╭─ Record extracts
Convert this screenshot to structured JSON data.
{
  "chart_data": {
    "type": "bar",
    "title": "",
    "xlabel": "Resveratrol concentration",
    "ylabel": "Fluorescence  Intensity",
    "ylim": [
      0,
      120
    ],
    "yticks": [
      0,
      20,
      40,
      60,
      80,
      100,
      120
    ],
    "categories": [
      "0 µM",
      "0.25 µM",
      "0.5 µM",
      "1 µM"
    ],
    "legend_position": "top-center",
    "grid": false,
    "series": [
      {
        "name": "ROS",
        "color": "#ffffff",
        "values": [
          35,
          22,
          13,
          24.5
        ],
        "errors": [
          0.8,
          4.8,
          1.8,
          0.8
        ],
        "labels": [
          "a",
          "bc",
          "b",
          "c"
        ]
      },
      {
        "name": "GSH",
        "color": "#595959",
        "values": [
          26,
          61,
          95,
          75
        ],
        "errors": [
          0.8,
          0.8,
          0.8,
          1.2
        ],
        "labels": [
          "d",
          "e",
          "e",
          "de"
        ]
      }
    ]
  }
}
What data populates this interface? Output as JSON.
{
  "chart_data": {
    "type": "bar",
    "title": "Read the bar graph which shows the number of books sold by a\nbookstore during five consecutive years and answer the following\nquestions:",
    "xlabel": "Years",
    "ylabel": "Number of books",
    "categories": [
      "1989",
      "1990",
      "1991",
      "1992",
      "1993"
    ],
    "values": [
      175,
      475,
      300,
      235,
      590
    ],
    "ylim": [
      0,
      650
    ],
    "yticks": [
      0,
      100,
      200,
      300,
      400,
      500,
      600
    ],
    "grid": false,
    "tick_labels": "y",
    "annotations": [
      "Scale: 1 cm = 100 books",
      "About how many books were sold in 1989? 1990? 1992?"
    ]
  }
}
╰─
Exercise ▸ Every line of the records above needs to be given again exactly.

Written solution ▸
Convert this screenshot to structured JSON data.
{
  "chart_data": {
    "type": "bar",
    "title": "",
    "xlabel": "Resveratrol concentration",
    "ylabel": "Fluorescence  Intensity",
    "ylim": [
      0,
      120
    ],
    "yticks": [
      0,
      20,
      40,
      60,
      80,
      100,
      120
    ],
    "categories": [
      "0 µM",
      "0.25 µM",
      "0.5 µM",
      "1 µM"
    ],
    "legend_position": "top-center",
    "grid": false,
    "series": [
      {
        "name": "ROS",
        "color": "#ffffff",
        "values": [
          35,
          22,
          13,
          24.5
        ],
        "errors": [
          0.8,
          4.8,
          1.8,
          0.8
        ],
        "labels": [
          "a",
          "bc",
          "b",
          "c"
        ]
      },
      {
        "name": "GSH",
        "color": "#595959",
        "values": [
          26,
          61,
          95,
          75
        ],
        "errors": [
          0.8,
          0.8,
          0.8,
          1.2
        ],
        "labels": [
          "d",
          "e",
          "e",
          "de"
        ]
      }
    ]
  }
}
What data populates this interface? Output as JSON.
{
  "chart_data": {
    "type": "bar",
    "title": "Read the bar graph which shows the number of books sold by a\nbookstore during five consecutive years and answer the following\nquestions:",
    "xlabel": "Years",
    "ylabel": "Number of books",
    "categories": [
      "1989",
      "1990",
      "1991",
      "1992",
      "1993"
    ],
    "values": [
      175,
      475,
      300,
      235,
      590
    ],
    "ylim": [
      0,
      650
    ],
    "yticks": [
      0,
      100,
      200,
      300,
      400,
      500,
      600
    ],
    "grid": false,
    "tick_labels": "y",
    "annotations": [
      "Scale: 1 cm = 100 books",
      "About how many books were sold in 1989? 1990? 1992?"
    ]
  }
}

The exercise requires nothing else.